What is asked: Look through the material below. Copy every line with the string "GALLAI" in it.

• • • • •

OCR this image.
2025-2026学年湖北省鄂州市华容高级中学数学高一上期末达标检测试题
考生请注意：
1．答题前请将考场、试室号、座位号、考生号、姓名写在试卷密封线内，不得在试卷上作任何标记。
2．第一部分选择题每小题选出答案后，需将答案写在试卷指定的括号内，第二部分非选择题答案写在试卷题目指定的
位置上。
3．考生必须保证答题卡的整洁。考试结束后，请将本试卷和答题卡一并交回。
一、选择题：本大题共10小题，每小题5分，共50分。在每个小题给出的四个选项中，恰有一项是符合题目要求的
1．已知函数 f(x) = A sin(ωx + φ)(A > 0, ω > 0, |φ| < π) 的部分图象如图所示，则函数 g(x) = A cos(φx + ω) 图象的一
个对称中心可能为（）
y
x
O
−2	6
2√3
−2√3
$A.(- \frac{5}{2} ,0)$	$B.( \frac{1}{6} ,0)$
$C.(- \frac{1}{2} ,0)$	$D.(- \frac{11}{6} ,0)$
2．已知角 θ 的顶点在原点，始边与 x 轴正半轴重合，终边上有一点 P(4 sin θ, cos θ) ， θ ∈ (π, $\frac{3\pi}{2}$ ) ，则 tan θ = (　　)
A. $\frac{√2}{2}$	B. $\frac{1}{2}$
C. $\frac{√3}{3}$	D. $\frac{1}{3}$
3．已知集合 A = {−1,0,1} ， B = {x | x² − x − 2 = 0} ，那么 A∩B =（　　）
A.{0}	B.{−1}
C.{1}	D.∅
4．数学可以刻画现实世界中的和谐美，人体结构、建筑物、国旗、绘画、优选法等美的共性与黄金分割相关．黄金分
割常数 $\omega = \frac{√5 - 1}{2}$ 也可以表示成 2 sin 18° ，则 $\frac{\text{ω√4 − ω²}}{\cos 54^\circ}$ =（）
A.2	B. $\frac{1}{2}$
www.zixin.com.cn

• • • • •

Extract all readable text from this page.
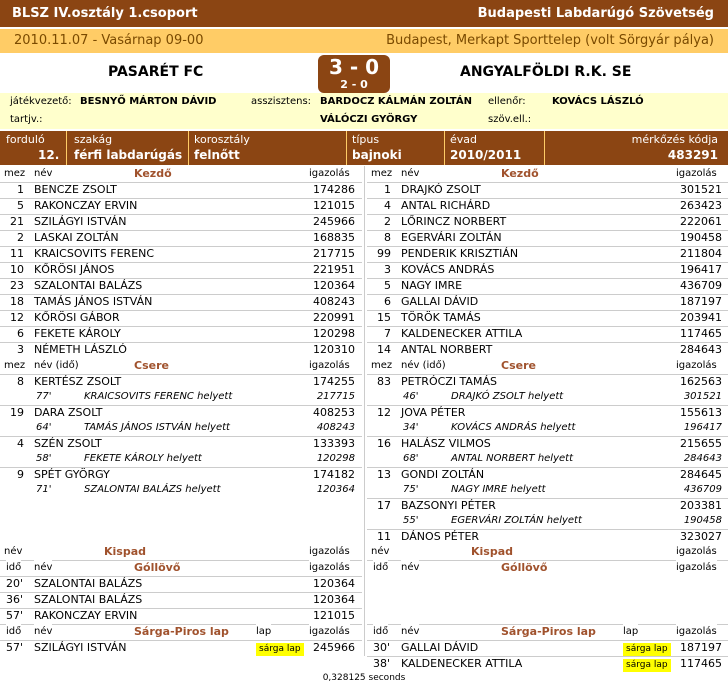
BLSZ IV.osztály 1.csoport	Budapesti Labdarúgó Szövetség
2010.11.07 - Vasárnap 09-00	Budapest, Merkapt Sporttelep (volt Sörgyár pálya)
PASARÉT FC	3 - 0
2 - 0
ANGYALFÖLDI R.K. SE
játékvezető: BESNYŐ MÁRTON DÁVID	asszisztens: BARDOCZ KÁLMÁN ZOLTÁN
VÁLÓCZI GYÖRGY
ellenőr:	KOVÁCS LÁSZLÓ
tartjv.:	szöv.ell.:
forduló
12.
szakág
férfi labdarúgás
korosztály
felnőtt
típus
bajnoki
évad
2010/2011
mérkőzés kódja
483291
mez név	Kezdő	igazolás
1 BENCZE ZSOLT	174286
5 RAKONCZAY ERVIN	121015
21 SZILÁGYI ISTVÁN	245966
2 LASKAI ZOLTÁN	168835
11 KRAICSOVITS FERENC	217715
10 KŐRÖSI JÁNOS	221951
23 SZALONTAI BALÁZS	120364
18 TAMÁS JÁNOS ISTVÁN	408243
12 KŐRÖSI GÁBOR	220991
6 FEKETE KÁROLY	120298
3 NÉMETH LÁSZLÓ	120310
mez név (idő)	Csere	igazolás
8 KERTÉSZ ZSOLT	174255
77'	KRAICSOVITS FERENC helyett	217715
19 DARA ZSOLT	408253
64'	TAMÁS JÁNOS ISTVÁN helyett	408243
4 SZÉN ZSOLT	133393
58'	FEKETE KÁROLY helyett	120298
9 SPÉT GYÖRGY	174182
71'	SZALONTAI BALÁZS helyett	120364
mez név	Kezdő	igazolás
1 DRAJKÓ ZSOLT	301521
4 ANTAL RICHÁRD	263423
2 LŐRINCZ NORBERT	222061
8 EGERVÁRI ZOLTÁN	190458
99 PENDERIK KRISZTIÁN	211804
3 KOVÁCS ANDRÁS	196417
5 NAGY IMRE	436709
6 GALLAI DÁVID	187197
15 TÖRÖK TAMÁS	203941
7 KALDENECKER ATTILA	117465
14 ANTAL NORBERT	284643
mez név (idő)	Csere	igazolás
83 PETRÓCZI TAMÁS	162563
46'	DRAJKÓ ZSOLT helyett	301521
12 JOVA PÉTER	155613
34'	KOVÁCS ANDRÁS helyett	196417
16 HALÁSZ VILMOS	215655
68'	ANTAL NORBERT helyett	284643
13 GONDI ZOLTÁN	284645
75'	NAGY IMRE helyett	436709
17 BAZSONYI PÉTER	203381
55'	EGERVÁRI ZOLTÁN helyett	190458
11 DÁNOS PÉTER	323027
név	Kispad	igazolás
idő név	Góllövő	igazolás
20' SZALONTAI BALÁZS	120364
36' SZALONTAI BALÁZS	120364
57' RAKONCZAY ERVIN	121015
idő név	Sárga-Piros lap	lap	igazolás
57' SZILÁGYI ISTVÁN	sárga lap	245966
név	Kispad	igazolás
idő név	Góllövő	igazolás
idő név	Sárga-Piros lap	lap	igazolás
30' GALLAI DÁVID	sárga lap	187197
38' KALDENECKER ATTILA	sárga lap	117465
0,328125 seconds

• • • • •

Full output:
6 GALLAI DÁVID	187197
30' GALLAI DÁVID	sárga lap	187197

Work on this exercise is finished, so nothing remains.